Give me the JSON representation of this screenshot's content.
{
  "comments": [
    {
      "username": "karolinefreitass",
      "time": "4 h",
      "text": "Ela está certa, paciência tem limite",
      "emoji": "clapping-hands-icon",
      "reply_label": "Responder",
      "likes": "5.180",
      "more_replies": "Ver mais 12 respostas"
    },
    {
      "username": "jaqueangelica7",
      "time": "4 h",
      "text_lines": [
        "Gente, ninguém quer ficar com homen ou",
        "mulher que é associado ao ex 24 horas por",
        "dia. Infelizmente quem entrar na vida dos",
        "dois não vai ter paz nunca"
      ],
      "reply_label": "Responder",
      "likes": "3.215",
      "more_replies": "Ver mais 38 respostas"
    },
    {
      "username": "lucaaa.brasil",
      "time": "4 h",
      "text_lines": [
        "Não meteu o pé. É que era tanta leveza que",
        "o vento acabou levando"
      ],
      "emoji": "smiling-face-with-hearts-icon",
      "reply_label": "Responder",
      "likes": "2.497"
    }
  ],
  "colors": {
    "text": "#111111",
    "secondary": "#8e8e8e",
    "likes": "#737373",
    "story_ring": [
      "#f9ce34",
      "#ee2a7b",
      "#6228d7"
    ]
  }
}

==================================================

Problem description
Print every entry exactly as it appears.

Final result
Give me the JSON representation of this screenshot's content.
{
  "comments": [
    {
      "username": "karolinefreitass",
      "time": "4 h",
      "text": "Ela está certa, paciência tem limite",
      "emoji": "clapping-hands-icon",
      "reply_label": "Responder",
      "likes": "5.180",
      "more_replies": "Ver mais 12 respostas"
    },
    {
      "username": "jaqueangelica7",
      "time": "4 h",
      "text_lines": [
        "Gente, ninguém quer ficar com homen ou",
        "mulher que é associado ao ex 24 horas por",
        "dia. Infelizmente quem entrar na vida dos",
        "dois não vai ter paz nunca"
      ],
      "reply_label": "Responder",
      "likes": "3.215",
      "more_replies": "Ver mais 38 respostas"
    },
    {
      "username": "lucaaa.brasil",
      "time": "4 h",
      "text_lines": [
        "Não meteu o pé. É que era tanta leveza que",
        "o vento acabou levando"
      ],
      "emoji": "smiling-face-with-hearts-icon",
      "reply_label": "Responder",
      "likes": "2.497"
    }
  ],
  "colors": {
    "text": "#111111",
    "secondary": "#8e8e8e",
    "likes": "#737373",
    "story_ring": [
      "#f9ce34",
      "#ee2a7b",
      "#6228d7"
    ]
  }
}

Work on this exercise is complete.